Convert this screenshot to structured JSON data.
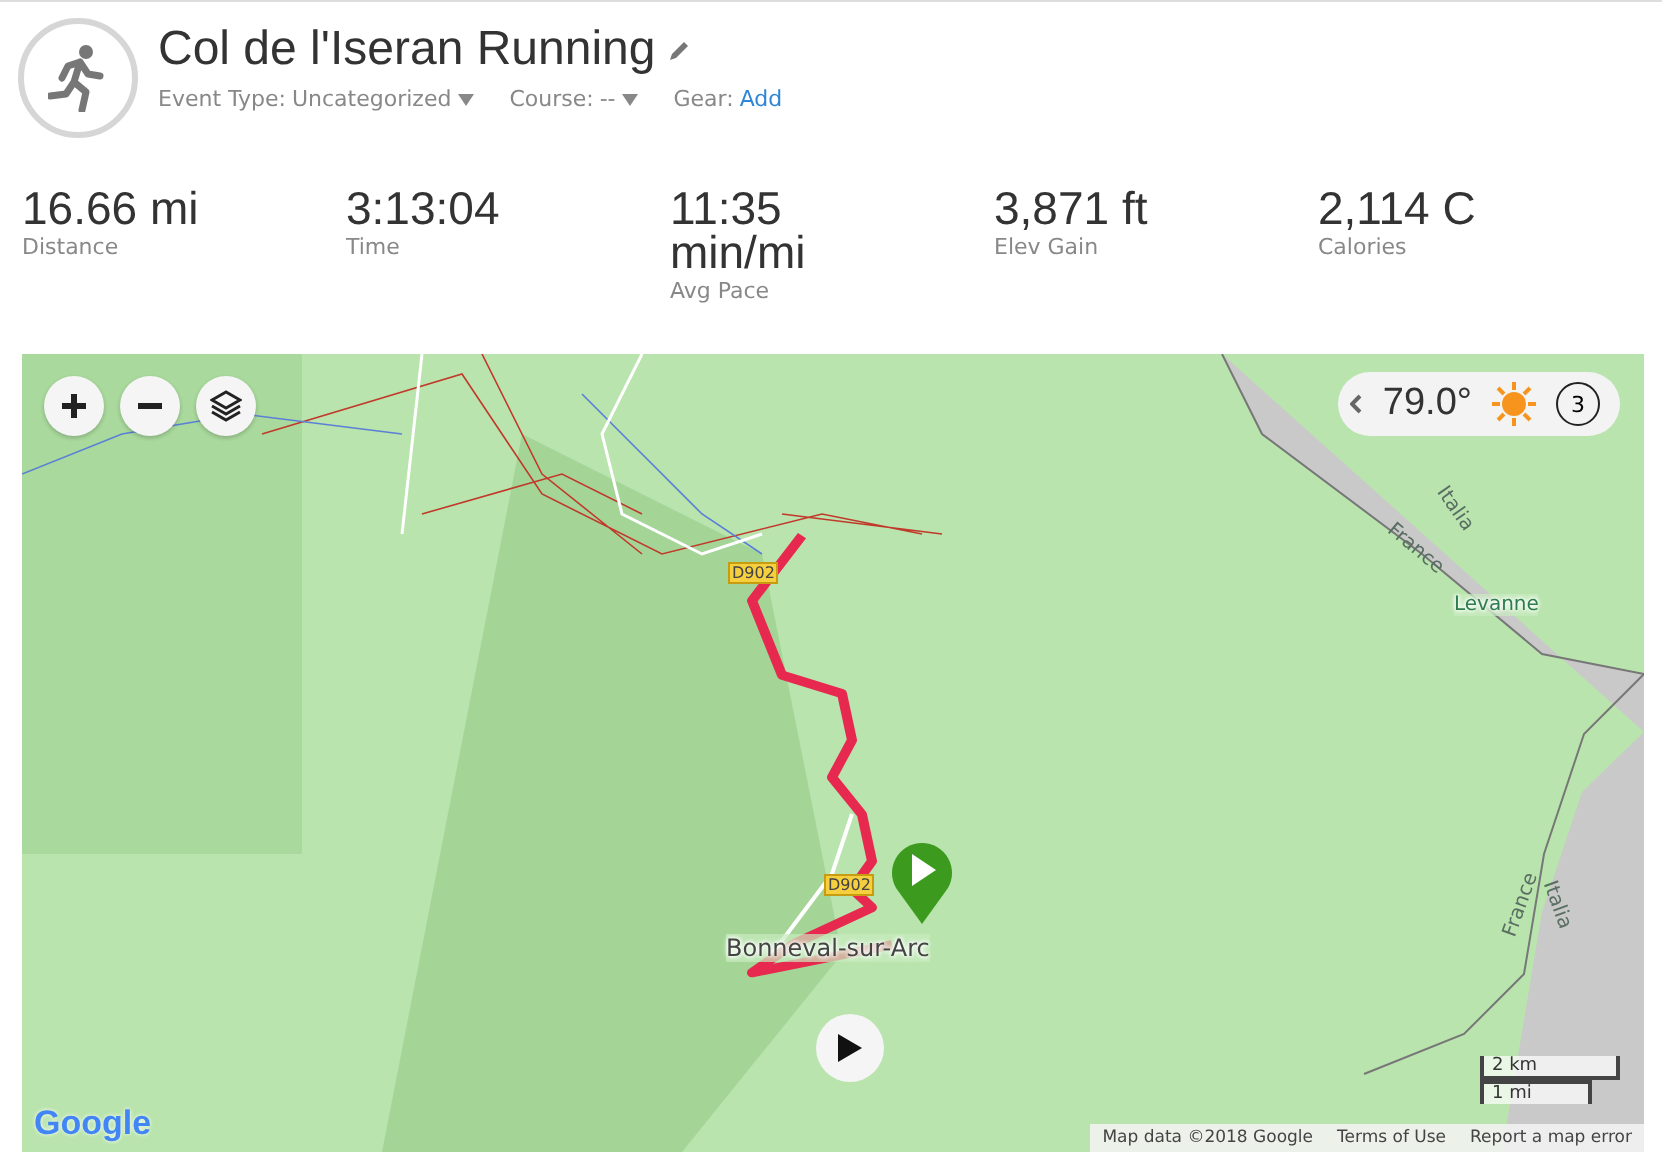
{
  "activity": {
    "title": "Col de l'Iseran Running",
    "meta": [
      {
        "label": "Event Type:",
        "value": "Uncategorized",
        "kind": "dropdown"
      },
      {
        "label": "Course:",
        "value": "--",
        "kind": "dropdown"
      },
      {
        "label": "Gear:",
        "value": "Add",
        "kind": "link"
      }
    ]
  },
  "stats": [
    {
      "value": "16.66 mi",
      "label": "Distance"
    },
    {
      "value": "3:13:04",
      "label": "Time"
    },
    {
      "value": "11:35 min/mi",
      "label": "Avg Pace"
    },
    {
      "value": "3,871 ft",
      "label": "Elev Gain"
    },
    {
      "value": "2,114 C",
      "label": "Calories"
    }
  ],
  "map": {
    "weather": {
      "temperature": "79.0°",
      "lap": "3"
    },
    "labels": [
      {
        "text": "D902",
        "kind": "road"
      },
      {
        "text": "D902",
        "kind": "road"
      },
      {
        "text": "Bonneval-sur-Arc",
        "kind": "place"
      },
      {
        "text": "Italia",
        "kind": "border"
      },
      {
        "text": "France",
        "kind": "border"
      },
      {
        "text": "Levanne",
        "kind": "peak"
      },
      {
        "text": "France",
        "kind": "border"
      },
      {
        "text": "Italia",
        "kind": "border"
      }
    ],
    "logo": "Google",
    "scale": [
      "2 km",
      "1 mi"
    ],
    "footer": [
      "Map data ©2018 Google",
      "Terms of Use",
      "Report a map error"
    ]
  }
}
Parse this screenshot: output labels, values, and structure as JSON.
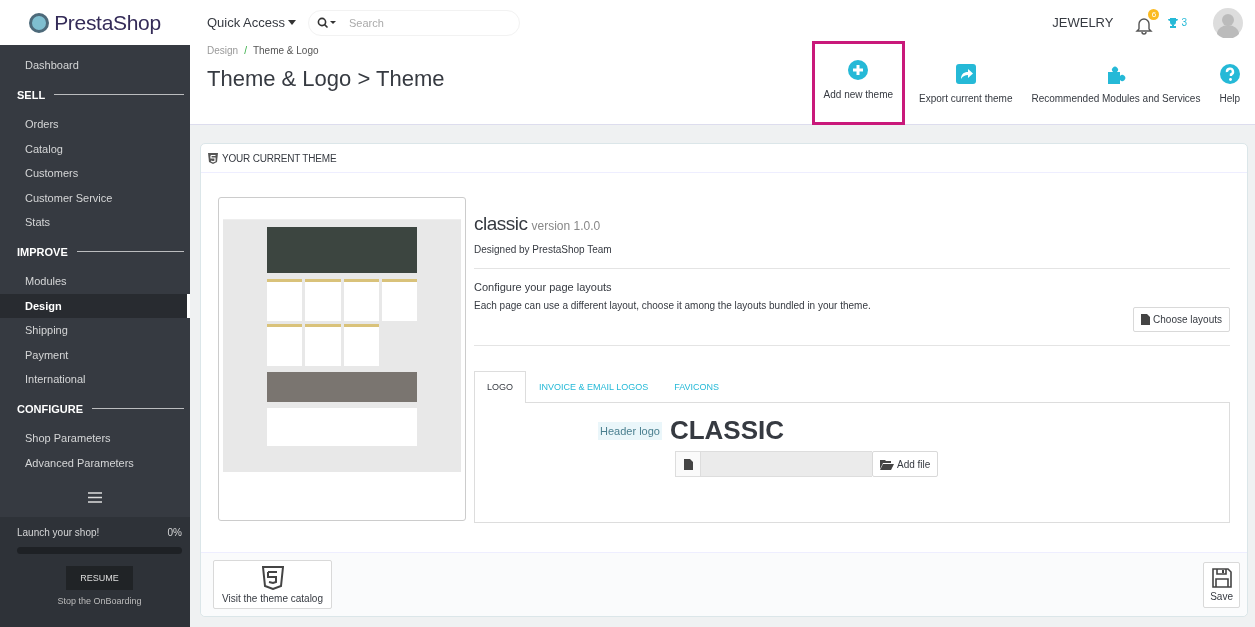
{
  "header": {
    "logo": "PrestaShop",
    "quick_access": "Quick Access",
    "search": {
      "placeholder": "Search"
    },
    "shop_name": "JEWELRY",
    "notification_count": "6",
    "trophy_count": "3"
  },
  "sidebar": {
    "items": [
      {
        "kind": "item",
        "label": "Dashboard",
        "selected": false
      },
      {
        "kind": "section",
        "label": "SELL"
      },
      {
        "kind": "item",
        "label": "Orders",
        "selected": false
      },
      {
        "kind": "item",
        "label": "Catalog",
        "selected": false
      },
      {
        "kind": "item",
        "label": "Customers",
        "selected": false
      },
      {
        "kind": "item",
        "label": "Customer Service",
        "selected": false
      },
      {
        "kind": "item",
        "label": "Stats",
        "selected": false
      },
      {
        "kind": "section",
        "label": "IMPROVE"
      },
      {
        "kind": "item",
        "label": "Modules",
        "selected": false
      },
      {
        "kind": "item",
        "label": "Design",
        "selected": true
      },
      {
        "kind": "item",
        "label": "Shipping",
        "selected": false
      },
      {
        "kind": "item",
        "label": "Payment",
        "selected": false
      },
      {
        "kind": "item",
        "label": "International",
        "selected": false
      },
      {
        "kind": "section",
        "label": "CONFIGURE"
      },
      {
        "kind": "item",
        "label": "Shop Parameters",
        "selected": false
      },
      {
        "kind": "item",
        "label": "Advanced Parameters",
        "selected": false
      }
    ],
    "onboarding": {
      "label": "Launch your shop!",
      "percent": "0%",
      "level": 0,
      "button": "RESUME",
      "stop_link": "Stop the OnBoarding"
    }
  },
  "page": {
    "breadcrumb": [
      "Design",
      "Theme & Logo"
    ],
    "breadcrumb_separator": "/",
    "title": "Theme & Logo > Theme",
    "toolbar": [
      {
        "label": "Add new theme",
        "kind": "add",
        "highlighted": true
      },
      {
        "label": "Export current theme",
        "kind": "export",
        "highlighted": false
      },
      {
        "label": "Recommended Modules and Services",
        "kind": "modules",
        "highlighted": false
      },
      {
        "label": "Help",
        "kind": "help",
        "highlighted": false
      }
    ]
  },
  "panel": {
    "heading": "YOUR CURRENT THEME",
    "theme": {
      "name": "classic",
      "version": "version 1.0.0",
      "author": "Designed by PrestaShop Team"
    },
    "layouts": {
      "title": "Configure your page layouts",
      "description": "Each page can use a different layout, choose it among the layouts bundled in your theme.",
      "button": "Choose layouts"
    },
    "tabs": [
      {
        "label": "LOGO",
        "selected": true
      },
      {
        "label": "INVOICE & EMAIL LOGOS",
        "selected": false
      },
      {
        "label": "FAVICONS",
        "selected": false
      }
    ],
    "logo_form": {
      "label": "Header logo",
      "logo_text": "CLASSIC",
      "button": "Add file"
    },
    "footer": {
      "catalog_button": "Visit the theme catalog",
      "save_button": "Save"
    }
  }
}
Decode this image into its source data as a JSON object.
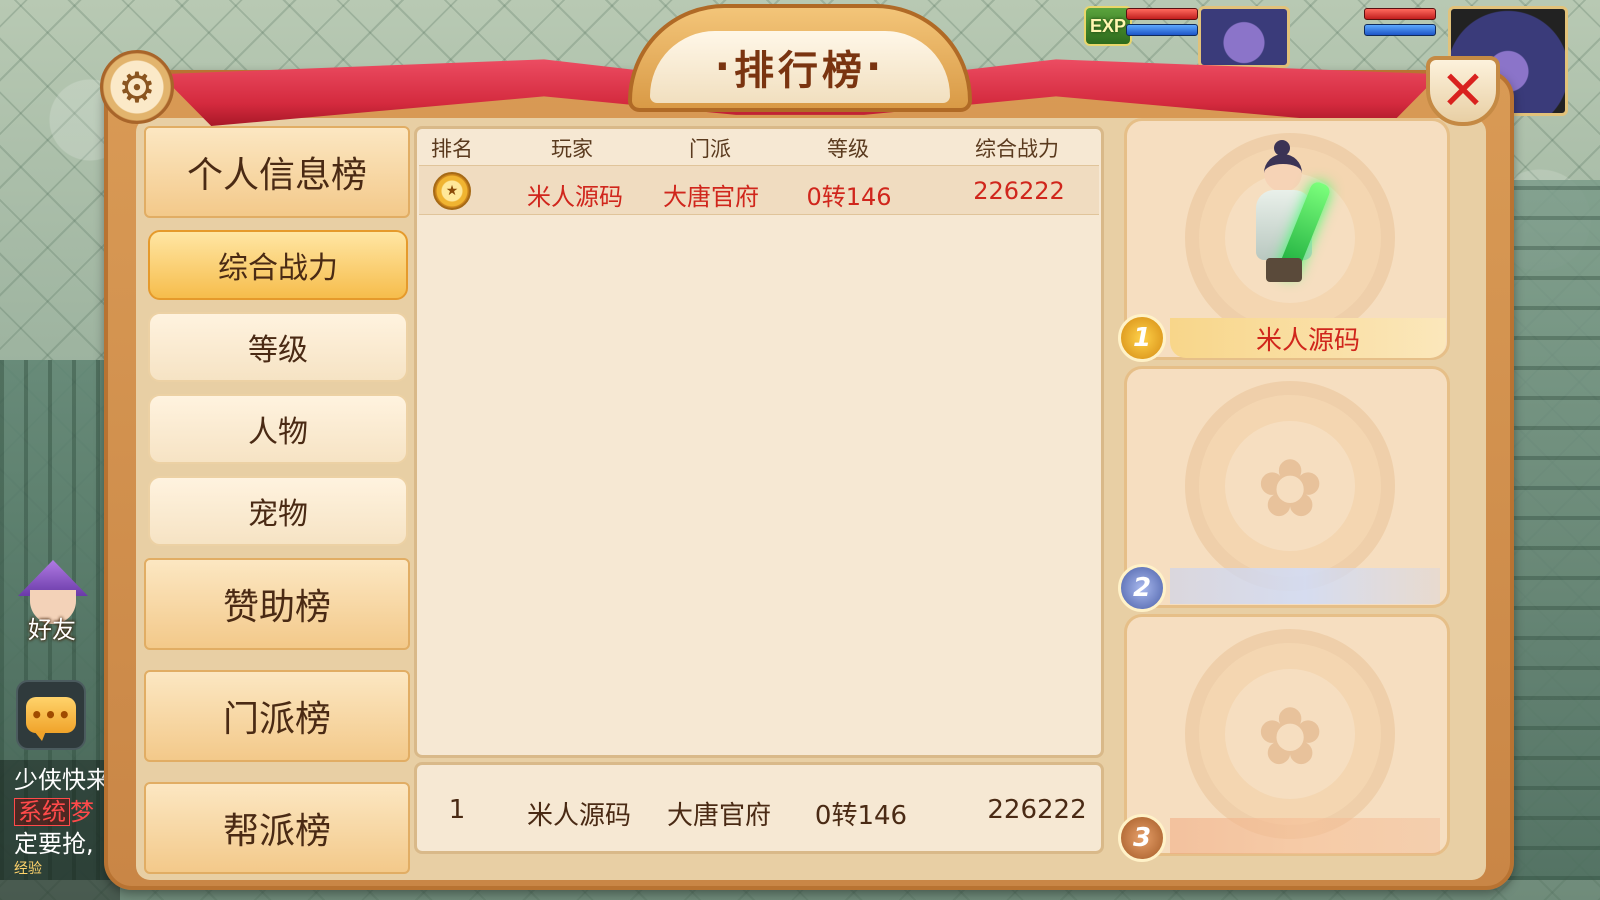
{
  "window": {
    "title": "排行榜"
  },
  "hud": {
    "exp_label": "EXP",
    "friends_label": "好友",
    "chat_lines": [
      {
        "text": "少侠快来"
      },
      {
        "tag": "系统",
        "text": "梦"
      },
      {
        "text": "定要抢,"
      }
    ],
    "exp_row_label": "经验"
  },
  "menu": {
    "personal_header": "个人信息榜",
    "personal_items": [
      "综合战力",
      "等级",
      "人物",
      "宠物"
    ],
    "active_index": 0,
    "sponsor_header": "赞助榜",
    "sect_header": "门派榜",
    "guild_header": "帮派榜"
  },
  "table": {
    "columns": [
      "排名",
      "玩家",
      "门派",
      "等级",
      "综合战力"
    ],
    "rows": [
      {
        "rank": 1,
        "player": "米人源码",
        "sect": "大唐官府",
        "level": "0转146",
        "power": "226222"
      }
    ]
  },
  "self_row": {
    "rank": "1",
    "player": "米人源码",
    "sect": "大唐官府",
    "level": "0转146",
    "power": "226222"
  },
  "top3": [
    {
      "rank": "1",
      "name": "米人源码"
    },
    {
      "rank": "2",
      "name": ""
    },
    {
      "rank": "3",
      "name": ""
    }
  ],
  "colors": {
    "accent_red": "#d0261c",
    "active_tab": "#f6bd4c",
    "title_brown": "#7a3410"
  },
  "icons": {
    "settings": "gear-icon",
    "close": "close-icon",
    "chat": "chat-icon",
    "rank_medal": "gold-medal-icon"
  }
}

-=-=-=-=-

- BRIEF
Exclude the pictures, and transcribe all of the material exactly.

- WRITTEN SOLUTION
Convert this screenshot to structured JSON data.
{
  "activity": {
    "title": "Col de l'Iseran Running",
    "meta": [
      {
        "label": "Event Type:",
        "value": "Uncategorized",
        "kind": "dropdown"
      },
      {
        "label": "Course:",
        "value": "--",
        "kind": "dropdown"
      },
      {
        "label": "Gear:",
        "value": "Add",
        "kind": "link"
      }
    ]
  },
  "stats": [
    {
      "value": "16.66 mi",
      "label": "Distance"
    },
    {
      "value": "3:13:04",
      "label": "Time"
    },
    {
      "value": "11:35 min/mi",
      "label": "Avg Pace"
    },
    {
      "value": "3,871 ft",
      "label": "Elev Gain"
    },
    {
      "value": "2,114 C",
      "label": "Calories"
    }
  ],
  "map": {
    "weather": {
      "temperature": "79.0°",
      "lap": "3"
    },
    "labels": [
      {
        "text": "D902",
        "kind": "road"
      },
      {
        "text": "D902",
        "kind": "road"
      },
      {
        "text": "Bonneval-sur-Arc",
        "kind": "place"
      },
      {
        "text": "Italia",
        "kind": "border"
      },
      {
        "text": "France",
        "kind": "border"
      },
      {
        "text": "Levanne",
        "kind": "peak"
      },
      {
        "text": "France",
        "kind": "border"
      },
      {
        "text": "Italia",
        "kind": "border"
      }
    ],
    "logo": "Google",
    "scale": [
      "2 km",
      "1 mi"
    ],
    "footer": [
      "Map data ©2018 Google",
      "Terms of Use",
      "Report a map error"
    ]
  }
}
Parse this screenshot: output labels, values, and structure as JSON.
{
  "header": {
    "logo": "PrestaShop",
    "quick_access": "Quick Access",
    "search": {
      "placeholder": "Search"
    },
    "shop_name": "JEWELRY",
    "notification_count": "6",
    "trophy_count": "3"
  },
  "sidebar": {
    "items": [
      {
        "kind": "item",
        "label": "Dashboard",
        "selected": false
      },
      {
        "kind": "section",
        "label": "SELL"
      },
      {
        "kind": "item",
        "label": "Orders",
        "selected": false
      },
      {
        "kind": "item",
        "label": "Catalog",
        "selected": false
      },
      {
        "kind": "item",
        "label": "Customers",
        "selected": false
      },
      {
        "kind": "item",
        "label": "Customer Service",
        "selected": false
      },
      {
        "kind": "item",
        "label": "Stats",
        "selected": false
      },
      {
        "kind": "section",
        "label": "IMPROVE"
      },
      {
        "kind": "item",
        "label": "Modules",
        "selected": false
      },
      {
        "kind": "item",
        "label": "Design",
        "selected": true
      },
      {
        "kind": "item",
        "label": "Shipping",
        "selected": false
      },
      {
        "kind": "item",
        "label": "Payment",
        "selected": false
      },
      {
        "kind": "item",
        "label": "International",
        "selected": false
      },
      {
        "kind": "section",
        "label": "CONFIGURE"
      },
      {
        "kind": "item",
        "label": "Shop Parameters",
        "selected": false
      },
      {
        "kind": "item",
        "label": "Advanced Parameters",
        "selected": false
      }
    ],
    "onboarding": {
      "label": "Launch your shop!",
      "percent": "0%",
      "level": 0,
      "button": "RESUME",
      "stop_link": "Stop the OnBoarding"
    }
  },
  "page": {
    "breadcrumb": [
      "Design",
      "Theme & Logo"
    ],
    "breadcrumb_separator": "/",
    "title": "Theme & Logo > Theme",
    "toolbar": [
      {
        "label": "Add new theme",
        "kind": "add",
        "highlighted": true
      },
      {
        "label": "Export current theme",
        "kind": "export",
        "highlighted": false
      },
      {
        "label": "Recommended Modules and Services",
        "kind": "modules",
        "highlighted": false
      },
      {
        "label": "Help",
        "kind": "help",
        "highlighted": false
      }
    ]
  },
  "panel": {
    "heading": "YOUR CURRENT THEME",
    "theme": {
      "name": "classic",
      "version": "version 1.0.0",
      "author": "Designed by PrestaShop Team"
    },
    "layouts": {
      "title": "Configure your page layouts",
      "description": "Each page can use a different layout, choose it among the layouts bundled in your theme.",
      "button": "Choose layouts"
    },
    "tabs": [
      {
        "label": "LOGO",
        "selected": true
      },
      {
        "label": "INVOICE & EMAIL LOGOS",
        "selected": false
      },
      {
        "label": "FAVICONS",
        "selected": false
      }
    ],
    "logo_form": {
      "label": "Header logo",
      "logo_text": "CLASSIC",
      "button": "Add file"
    },
    "footer": {
      "catalog_button": "Visit the theme catalog",
      "save_button": "Save"
    }
  }
}
Decode this image into its source data as a JSON object.
{
  "window": {
    "title": "排行榜"
  },
  "hud": {
    "exp_label": "EXP",
    "friends_label": "好友",
    "chat_lines": [
      {
        "text": "少侠快来"
      },
      {
        "tag": "系统",
        "text": "梦"
      },
      {
        "text": "定要抢,"
      }
    ],
    "exp_row_label": "经验"
  },
  "menu": {
    "personal_header": "个人信息榜",
    "personal_items": [
      "综合战力",
      "等级",
      "人物",
      "宠物"
    ],
    "active_index": 0,
    "sponsor_header": "赞助榜",
    "sect_header": "门派榜",
    "guild_header": "帮派榜"
  },
  "table": {
    "columns": [
      "排名",
      "玩家",
      "门派",
      "等级",
      "综合战力"
    ],
    "rows": [
      {
        "rank": 1,
        "player": "米人源码",
        "sect": "大唐官府",
        "level": "0转146",
        "power": "226222"
      }
    ]
  },
  "self_row": {
    "rank": "1",
    "player": "米人源码",
    "sect": "大唐官府",
    "level": "0转146",
    "power": "226222"
  },
  "top3": [
    {
      "rank": "1",
      "name": "米人源码"
    },
    {
      "rank": "2",
      "name": ""
    },
    {
      "rank": "3",
      "name": ""
    }
  ],
  "colors": {
    "accent_red": "#d0261c",
    "active_tab": "#f6bd4c",
    "title_brown": "#7a3410"
  },
  "icons": {
    "settings": "gear-icon",
    "close": "close-icon",
    "chat": "chat-icon",
    "rank_medal": "gold-medal-icon"
  }
}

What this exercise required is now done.